▶ _What to do_:
A line counts if it contains the string "GEFS"; say how many such lines there are, giving only the number.

▶ _Data supplied_:

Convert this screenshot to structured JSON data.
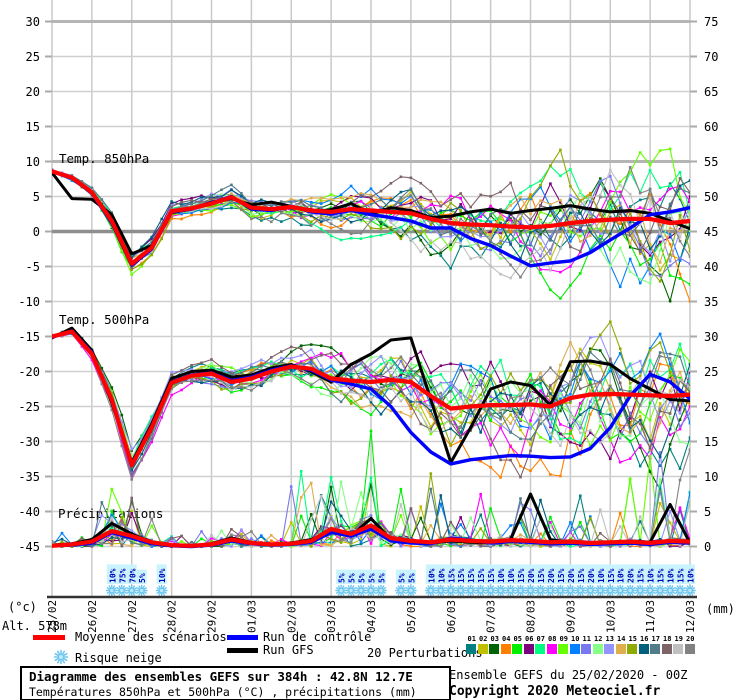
{
  "axes": {
    "left_unit": "(°c)",
    "right_unit": "(mm)",
    "alt_label": "Alt. 578m",
    "left_ticks": [
      30,
      25,
      20,
      15,
      10,
      5,
      0,
      -5,
      -10,
      -15,
      -20,
      -25,
      -30,
      -35,
      -40,
      -45
    ],
    "right_ticks": [
      75,
      70,
      65,
      60,
      55,
      50,
      45,
      40,
      35,
      30,
      25,
      20,
      15,
      10,
      5,
      0
    ],
    "dates": [
      "25/02",
      "26/02",
      "27/02",
      "28/02",
      "29/02",
      "01/03",
      "02/03",
      "03/03",
      "04/03",
      "05/03",
      "06/03",
      "07/03",
      "08/03",
      "09/03",
      "10/03",
      "11/03",
      "12/03"
    ]
  },
  "panel_labels": [
    "Temp. 850hPa",
    "Temp. 500hPa",
    "Précipitations"
  ],
  "legend": {
    "mean": {
      "label": "Moyenne des scénarios",
      "color": "#ff0000"
    },
    "control": {
      "label": "Run de contrôle",
      "color": "#0000ff"
    },
    "gfs": {
      "label": "Run GFS",
      "color": "#000000"
    },
    "snow": {
      "label": "Risque neige",
      "flake_color": "#6ec7ef"
    },
    "perturbations": {
      "label": "20 Perturbations",
      "numbers": [
        "01",
        "02",
        "03",
        "04",
        "05",
        "06",
        "07",
        "08",
        "09",
        "10",
        "11",
        "12",
        "13",
        "14",
        "15",
        "16",
        "17",
        "18",
        "19",
        "20"
      ],
      "colors": [
        "#008080",
        "#c0c000",
        "#006400",
        "#ff8000",
        "#00ee00",
        "#7d007d",
        "#00ff80",
        "#ff00ff",
        "#66ff00",
        "#0080ff",
        "#7a78ee",
        "#86ff86",
        "#9494ff",
        "#dfae4f",
        "#8faa00",
        "#00607d",
        "#537c8a",
        "#7d6468",
        "#c0c0c0",
        "#828282"
      ]
    }
  },
  "title_box": {
    "line1": "Diagramme des ensembles GEFS sur 384h : 42.8N 12.7E",
    "line2": "Températures 850hPa et 500hPa (°C) , précipitations (mm)"
  },
  "footer_right": {
    "run_info": "Ensemble GEFS du 25/02/2020 - 00Z",
    "copyright": "Copyright 2020 Meteociel.fr"
  },
  "chart_data": [
    {
      "type": "line",
      "panel": "temp_850hPa",
      "title": "Temp. 850hPa",
      "ylabel": "°C",
      "x_step_hours": 12,
      "x_range": [
        "25/02 00h",
        "12/03 00h"
      ],
      "ylim_shown": [
        -10,
        15
      ],
      "series": [
        {
          "name": "Moyenne des scénarios",
          "color": "#ff0000",
          "values": [
            8.6,
            7.7,
            5.6,
            1.5,
            -4.6,
            -2.3,
            2.9,
            3.3,
            4.0,
            4.9,
            3.4,
            3.2,
            3.5,
            3.0,
            2.8,
            3.2,
            3.0,
            2.8,
            2.6,
            1.8,
            1.2,
            1.0,
            0.9,
            0.7,
            0.6,
            0.8,
            1.2,
            1.5,
            1.7,
            1.8,
            1.8,
            1.2,
            1.5
          ]
        },
        {
          "name": "Run de contrôle",
          "color": "#0000ff",
          "values": [
            8.6,
            7.6,
            5.5,
            1.2,
            -4.8,
            -2.5,
            2.8,
            3.2,
            4.1,
            5.0,
            3.2,
            3.0,
            3.6,
            2.8,
            2.5,
            3.0,
            2.4,
            2.0,
            1.5,
            0.5,
            0.5,
            -1.0,
            -2.0,
            -3.5,
            -4.9,
            -4.5,
            -4.2,
            -3.0,
            -1.2,
            0.5,
            2.4,
            2.8,
            3.4
          ]
        },
        {
          "name": "Run GFS",
          "color": "#000000",
          "values": [
            8.4,
            4.7,
            4.6,
            2.4,
            -3.2,
            -2.0,
            2.7,
            3.2,
            4.2,
            4.7,
            3.8,
            4.2,
            3.6,
            2.8,
            3.1,
            4.0,
            2.5,
            3.4,
            3.0,
            2.0,
            2.2,
            2.8,
            3.2,
            2.6,
            3.0,
            3.3,
            3.7,
            3.2,
            2.8,
            3.0,
            2.6,
            1.5,
            0.4
          ]
        }
      ],
      "ensemble": {
        "count": 20,
        "envelope": [
          0.2,
          0.3,
          0.4,
          0.7,
          1.0,
          0.9,
          0.8,
          0.8,
          0.9,
          1.0,
          1.1,
          1.2,
          1.4,
          1.6,
          1.8,
          2.0,
          2.2,
          2.5,
          2.8,
          3.1,
          3.4,
          3.7,
          4.0,
          4.4,
          4.8,
          5.2,
          5.6,
          6.0,
          6.3,
          6.6,
          7.0,
          7.3,
          7.6
        ]
      }
    },
    {
      "type": "line",
      "panel": "temp_500hPa",
      "title": "Temp. 500hPa",
      "ylabel": "°C",
      "x_step_hours": 12,
      "x_range": [
        "25/02 00h",
        "12/03 00h"
      ],
      "ylim_shown": [
        -35,
        -10
      ],
      "series": [
        {
          "name": "Moyenne des scénarios",
          "color": "#ff0000",
          "values": [
            -15.0,
            -14.3,
            -17.5,
            -24.0,
            -33.4,
            -28.0,
            -21.6,
            -20.6,
            -20.3,
            -21.5,
            -21.0,
            -20.0,
            -19.3,
            -19.6,
            -21.0,
            -21.3,
            -21.5,
            -21.2,
            -21.5,
            -23.5,
            -25.3,
            -25.0,
            -24.8,
            -24.8,
            -24.7,
            -25.0,
            -23.8,
            -23.3,
            -23.2,
            -23.3,
            -23.4,
            -23.5,
            -23.3
          ]
        },
        {
          "name": "Run de contrôle",
          "color": "#0000ff",
          "values": [
            -15.1,
            -14.2,
            -17.3,
            -24.2,
            -33.2,
            -28.0,
            -21.5,
            -20.5,
            -20.2,
            -21.3,
            -20.8,
            -19.8,
            -19.2,
            -19.8,
            -21.2,
            -21.8,
            -22.5,
            -25.0,
            -28.7,
            -31.5,
            -33.2,
            -32.6,
            -32.3,
            -32.0,
            -32.1,
            -32.3,
            -32.2,
            -31.0,
            -28.0,
            -23.5,
            -20.4,
            -21.5,
            -23.9
          ]
        },
        {
          "name": "Run GFS",
          "color": "#000000",
          "values": [
            -15.2,
            -13.8,
            -17.0,
            -24.5,
            -33.0,
            -27.5,
            -21.0,
            -20.0,
            -19.8,
            -20.8,
            -20.5,
            -19.5,
            -19.0,
            -20.0,
            -21.5,
            -19.0,
            -17.5,
            -15.5,
            -15.2,
            -24.0,
            -33.0,
            -28.0,
            -22.5,
            -21.5,
            -22.0,
            -24.8,
            -18.6,
            -18.5,
            -19.0,
            -21.0,
            -22.5,
            -24.0,
            -24.2
          ]
        }
      ],
      "ensemble": {
        "count": 20,
        "envelope": [
          0.2,
          0.3,
          0.5,
          0.9,
          1.3,
          1.1,
          1.0,
          1.0,
          1.1,
          1.2,
          1.3,
          1.5,
          1.7,
          2.0,
          2.3,
          2.6,
          3.0,
          3.4,
          3.8,
          4.2,
          4.6,
          5.0,
          5.3,
          5.6,
          5.9,
          6.1,
          6.3,
          6.5,
          6.6,
          6.7,
          6.8,
          6.9,
          7.0
        ]
      }
    },
    {
      "type": "line",
      "panel": "precipitations",
      "title": "Précipitations",
      "ylabel": "mm",
      "x_step_hours": 12,
      "x_range": [
        "25/02 00h",
        "12/03 00h"
      ],
      "ylim_shown": [
        0,
        15
      ],
      "series": [
        {
          "name": "Moyenne des scénarios",
          "color": "#ff0000",
          "values": [
            0.1,
            0.3,
            0.7,
            2.2,
            1.5,
            0.6,
            0.2,
            0.1,
            0.3,
            1.0,
            0.5,
            0.3,
            0.4,
            0.8,
            2.5,
            1.8,
            3.0,
            1.2,
            0.8,
            0.6,
            1.0,
            0.8,
            0.7,
            0.9,
            0.8,
            0.6,
            0.7,
            0.5,
            0.6,
            0.7,
            0.5,
            0.8,
            0.7
          ]
        },
        {
          "name": "Run de contrôle",
          "color": "#0000ff",
          "values": [
            0.1,
            0.2,
            0.5,
            2.0,
            1.2,
            0.4,
            0.1,
            0.0,
            0.2,
            0.8,
            0.4,
            0.2,
            0.3,
            0.6,
            2.0,
            1.5,
            2.5,
            0.8,
            0.5,
            0.4,
            1.2,
            0.9,
            0.5,
            0.7,
            0.6,
            0.4,
            0.5,
            0.3,
            0.4,
            0.5,
            0.3,
            0.6,
            0.5
          ]
        },
        {
          "name": "Run GFS",
          "color": "#000000",
          "values": [
            0.2,
            0.4,
            1.0,
            3.3,
            1.8,
            0.5,
            0.1,
            0.1,
            0.4,
            1.2,
            0.6,
            0.2,
            0.5,
            1.0,
            2.0,
            1.5,
            4.0,
            1.0,
            0.6,
            0.5,
            0.8,
            0.6,
            0.5,
            1.0,
            7.5,
            1.0,
            0.5,
            0.4,
            0.5,
            0.8,
            0.6,
            6.0,
            0.5
          ]
        }
      ],
      "ensemble": {
        "count": 20,
        "spike_max": 16.5
      }
    }
  ],
  "snow_risk": {
    "label_color": "#0000bb",
    "events": [
      {
        "t": 6,
        "pct": "10%"
      },
      {
        "t": 7,
        "pct": "75%"
      },
      {
        "t": 8,
        "pct": "70%"
      },
      {
        "t": 9,
        "pct": "5%"
      },
      {
        "t": 11,
        "pct": "10%"
      },
      {
        "t": 29,
        "pct": "5%"
      },
      {
        "t": 30,
        "pct": "5%"
      },
      {
        "t": 31,
        "pct": "5%"
      },
      {
        "t": 32,
        "pct": "5%"
      },
      {
        "t": 33,
        "pct": "5%"
      },
      {
        "t": 35,
        "pct": "5%"
      },
      {
        "t": 36,
        "pct": "5%"
      },
      {
        "t": 38,
        "pct": "10%"
      },
      {
        "t": 39,
        "pct": "10%"
      },
      {
        "t": 40,
        "pct": "15%"
      },
      {
        "t": 41,
        "pct": "15%"
      },
      {
        "t": 42,
        "pct": "15%"
      },
      {
        "t": 43,
        "pct": "15%"
      },
      {
        "t": 44,
        "pct": "15%"
      },
      {
        "t": 45,
        "pct": "10%"
      },
      {
        "t": 46,
        "pct": "10%"
      },
      {
        "t": 47,
        "pct": "15%"
      },
      {
        "t": 48,
        "pct": "20%"
      },
      {
        "t": 49,
        "pct": "15%"
      },
      {
        "t": 50,
        "pct": "20%"
      },
      {
        "t": 51,
        "pct": "15%"
      },
      {
        "t": 52,
        "pct": "20%"
      },
      {
        "t": 53,
        "pct": "15%"
      },
      {
        "t": 54,
        "pct": "20%"
      },
      {
        "t": 55,
        "pct": "10%"
      },
      {
        "t": 56,
        "pct": "15%"
      },
      {
        "t": 57,
        "pct": "10%"
      },
      {
        "t": 58,
        "pct": "20%"
      },
      {
        "t": 59,
        "pct": "15%"
      },
      {
        "t": 60,
        "pct": "10%"
      },
      {
        "t": 61,
        "pct": "15%"
      },
      {
        "t": 62,
        "pct": "10%"
      },
      {
        "t": 63,
        "pct": "15%"
      },
      {
        "t": 64,
        "pct": "10%"
      }
    ]
  }
}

▶ _In response_:
2